* **Exercise description**
Repeat the records below exactly, leaving out any pictures.

* **Extracted material**
## start

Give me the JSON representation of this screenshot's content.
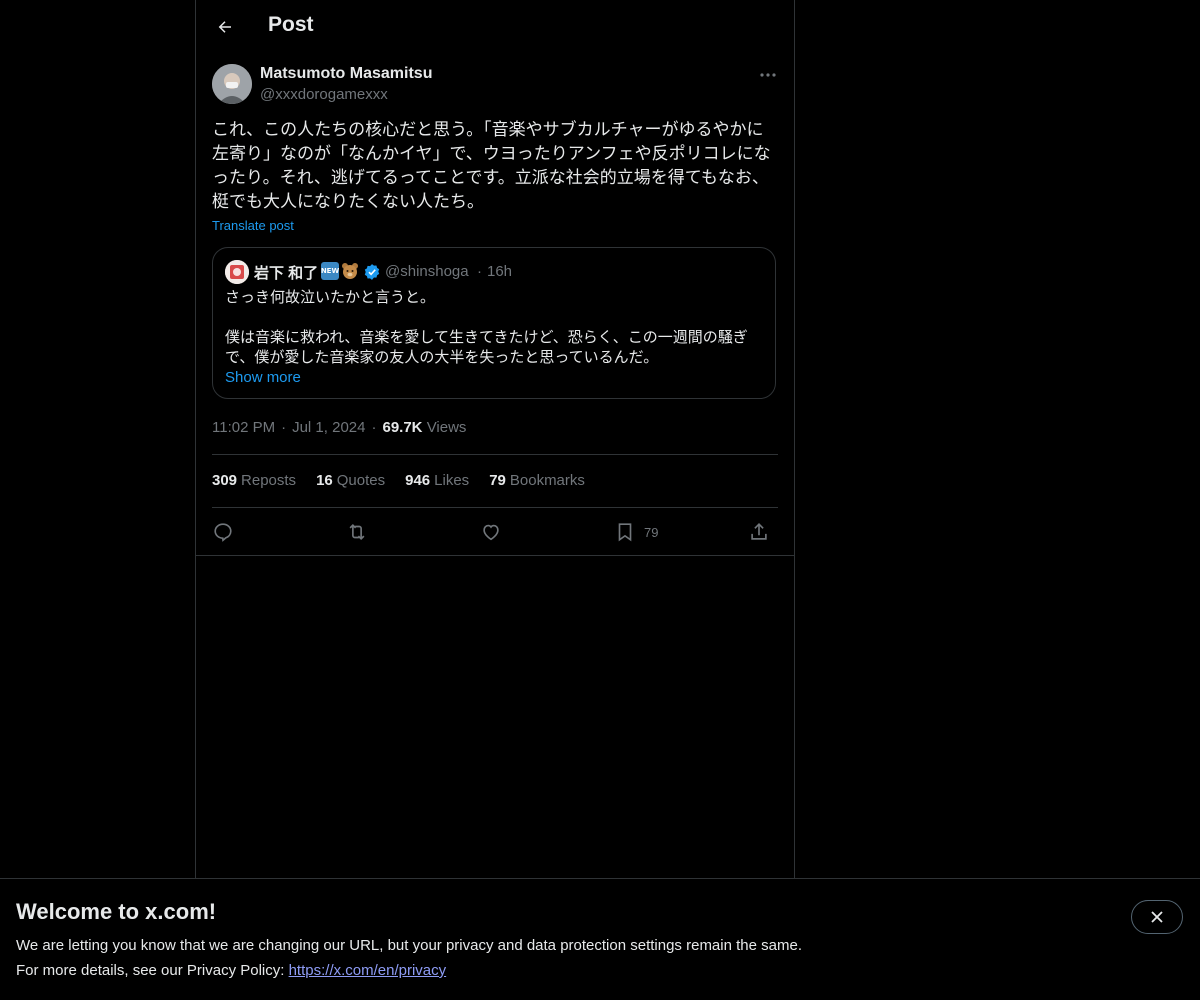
{
  "header": {
    "title": "Post",
    "back_icon": "arrow-left-icon"
  },
  "post": {
    "author_name": "Matsumoto Masamitsu",
    "author_handle": "@xxxdorogamexxx",
    "text": "これ、この人たちの核心だと思う。「音楽やサブカルチャーがゆるやかに\n左寄り」なのが「なんかイヤ」で、ウヨったりアンフェや反ポリコレにな\nったり。それ、逃げてるってことです。立派な社会的立場を得てもなお、\n梃でも大人になりたくない人たち。",
    "translate_label": "Translate post",
    "time": "11:02 PM",
    "date": "Jul 1, 2024",
    "views_count": "69.7K",
    "views_label": "Views",
    "dot": "·"
  },
  "quote": {
    "name": "岩下 和了",
    "badge_new": "NEW",
    "handle": "@shinshoga",
    "dot": "·",
    "time": "16h",
    "text": "さっき何故泣いたかと言うと。\n\n僕は音楽に救われ、音楽を愛して生きてきたけど、恐らく、この一週間の騒ぎ\nで、僕が愛した音楽家の友人の大半を失ったと思っているんだ。",
    "show_more": "Show more"
  },
  "stats": [
    {
      "num": "309",
      "label": "Reposts"
    },
    {
      "num": "16",
      "label": "Quotes"
    },
    {
      "num": "946",
      "label": "Likes"
    },
    {
      "num": "79",
      "label": "Bookmarks"
    }
  ],
  "actions": {
    "bookmark_count": "79"
  },
  "banner": {
    "title": "Welcome to x.com!",
    "line1": "We are letting you know that we are changing our URL, but your privacy and data protection settings remain the same.",
    "line2_prefix": "For more details, see our Privacy Policy: ",
    "link": "https://x.com/en/privacy"
  },
  "colors": {
    "accent": "#1d9bf0",
    "muted": "#71767b",
    "border": "#2f3336",
    "link": "#8e9cf5"
  }
}
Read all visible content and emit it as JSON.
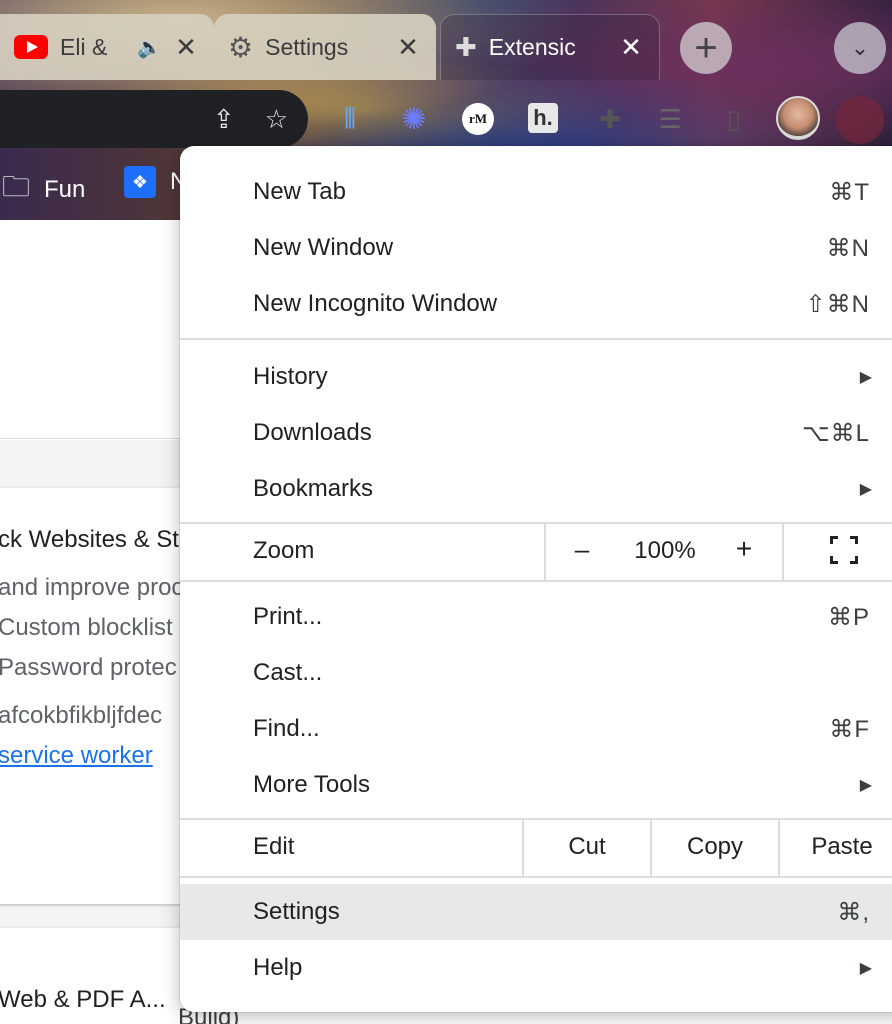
{
  "tabs": [
    {
      "title": "Eli &",
      "icon": "youtube-icon",
      "audio": "audio-playing-icon",
      "close": "✕"
    },
    {
      "title": "Settings",
      "icon": "gear-icon",
      "close": "✕"
    },
    {
      "title": "Extensic",
      "icon": "puzzle-icon",
      "close": "✕"
    }
  ],
  "toolbar": {
    "new_tab": "+",
    "tab_search": "⌄",
    "share_icon": "⇪",
    "star_icon": "☆",
    "extensions": {
      "rm": "rM",
      "h": "h."
    }
  },
  "bookmarks": [
    {
      "label": "Fun",
      "icon": "folder-icon"
    },
    {
      "label": "N",
      "icon": "dropbox-icon"
    }
  ],
  "page": {
    "title": "ck Websites & St",
    "desc1": "and improve proc",
    "desc2": "Custom blocklist",
    "desc3": "Password protec",
    "ext_id": "afcokbfikbljfdec",
    "service_worker": "service worker",
    "card2_title": "Web & PDF A...",
    "card2_sub": "Build)"
  },
  "menu": {
    "items": [
      {
        "label": "New Tab",
        "shortcut": "⌘T"
      },
      {
        "label": "New Window",
        "shortcut": "⌘N"
      },
      {
        "label": "New Incognito Window",
        "shortcut": "⇧⌘N"
      },
      {
        "label": "History",
        "arrow": "▶"
      },
      {
        "label": "Downloads",
        "shortcut": "⌥⌘L"
      },
      {
        "label": "Bookmarks",
        "arrow": "▶"
      },
      {
        "label": "Print...",
        "shortcut": "⌘P"
      },
      {
        "label": "Cast..."
      },
      {
        "label": "Find...",
        "shortcut": "⌘F"
      },
      {
        "label": "More Tools",
        "arrow": "▶"
      },
      {
        "label": "Settings",
        "shortcut": "⌘,"
      },
      {
        "label": "Help",
        "arrow": "▶"
      }
    ],
    "zoom": {
      "label": "Zoom",
      "minus": "–",
      "value": "100%",
      "plus": "+"
    },
    "edit": {
      "label": "Edit",
      "cut": "Cut",
      "copy": "Copy",
      "paste": "Paste"
    }
  }
}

## end

* **Result of the task**
Give me the JSON representation of this screenshot's content.
{
  "header": {
    "title": "Post",
    "back_icon": "arrow-left-icon"
  },
  "post": {
    "author_name": "Matsumoto Masamitsu",
    "author_handle": "@xxxdorogamexxx",
    "text": "これ、この人たちの核心だと思う。「音楽やサブカルチャーがゆるやかに\n左寄り」なのが「なんかイヤ」で、ウヨったりアンフェや反ポリコレにな\nったり。それ、逃げてるってことです。立派な社会的立場を得てもなお、\n梃でも大人になりたくない人たち。",
    "translate_label": "Translate post",
    "time": "11:02 PM",
    "date": "Jul 1, 2024",
    "views_count": "69.7K",
    "views_label": "Views",
    "dot": "·"
  },
  "quote": {
    "name": "岩下 和了",
    "badge_new": "NEW",
    "handle": "@shinshoga",
    "dot": "·",
    "time": "16h",
    "text": "さっき何故泣いたかと言うと。\n\n僕は音楽に救われ、音楽を愛して生きてきたけど、恐らく、この一週間の騒ぎ\nで、僕が愛した音楽家の友人の大半を失ったと思っているんだ。",
    "show_more": "Show more"
  },
  "stats": [
    {
      "num": "309",
      "label": "Reposts"
    },
    {
      "num": "16",
      "label": "Quotes"
    },
    {
      "num": "946",
      "label": "Likes"
    },
    {
      "num": "79",
      "label": "Bookmarks"
    }
  ],
  "actions": {
    "bookmark_count": "79"
  },
  "banner": {
    "title": "Welcome to x.com!",
    "line1": "We are letting you know that we are changing our URL, but your privacy and data protection settings remain the same.",
    "line2_prefix": "For more details, see our Privacy Policy: ",
    "link": "https://x.com/en/privacy"
  },
  "colors": {
    "accent": "#1d9bf0",
    "muted": "#71767b",
    "border": "#2f3336",
    "link": "#8e9cf5"
  }
}
Read all visible content and emit it as JSON.
{
  "tabs": [
    {
      "title": "Eli &",
      "icon": "youtube-icon",
      "audio": "audio-playing-icon",
      "close": "✕"
    },
    {
      "title": "Settings",
      "icon": "gear-icon",
      "close": "✕"
    },
    {
      "title": "Extensic",
      "icon": "puzzle-icon",
      "close": "✕"
    }
  ],
  "toolbar": {
    "new_tab": "+",
    "tab_search": "⌄",
    "share_icon": "⇪",
    "star_icon": "☆",
    "extensions": {
      "rm": "rM",
      "h": "h."
    }
  },
  "bookmarks": [
    {
      "label": "Fun",
      "icon": "folder-icon"
    },
    {
      "label": "N",
      "icon": "dropbox-icon"
    }
  ],
  "page": {
    "title": "ck Websites & St",
    "desc1": "and improve proc",
    "desc2": "Custom blocklist",
    "desc3": "Password protec",
    "ext_id": "afcokbfikbljfdec",
    "service_worker": "service worker",
    "card2_title": "Web & PDF A...",
    "card2_sub": "Build)"
  },
  "menu": {
    "items": [
      {
        "label": "New Tab",
        "shortcut": "⌘T"
      },
      {
        "label": "New Window",
        "shortcut": "⌘N"
      },
      {
        "label": "New Incognito Window",
        "shortcut": "⇧⌘N"
      },
      {
        "label": "History",
        "arrow": "▶"
      },
      {
        "label": "Downloads",
        "shortcut": "⌥⌘L"
      },
      {
        "label": "Bookmarks",
        "arrow": "▶"
      },
      {
        "label": "Print...",
        "shortcut": "⌘P"
      },
      {
        "label": "Cast..."
      },
      {
        "label": "Find...",
        "shortcut": "⌘F"
      },
      {
        "label": "More Tools",
        "arrow": "▶"
      },
      {
        "label": "Settings",
        "shortcut": "⌘,"
      },
      {
        "label": "Help",
        "arrow": "▶"
      }
    ],
    "zoom": {
      "label": "Zoom",
      "minus": "–",
      "value": "100%",
      "plus": "+"
    },
    "edit": {
      "label": "Edit",
      "cut": "Cut",
      "copy": "Copy",
      "paste": "Paste"
    }
  }
}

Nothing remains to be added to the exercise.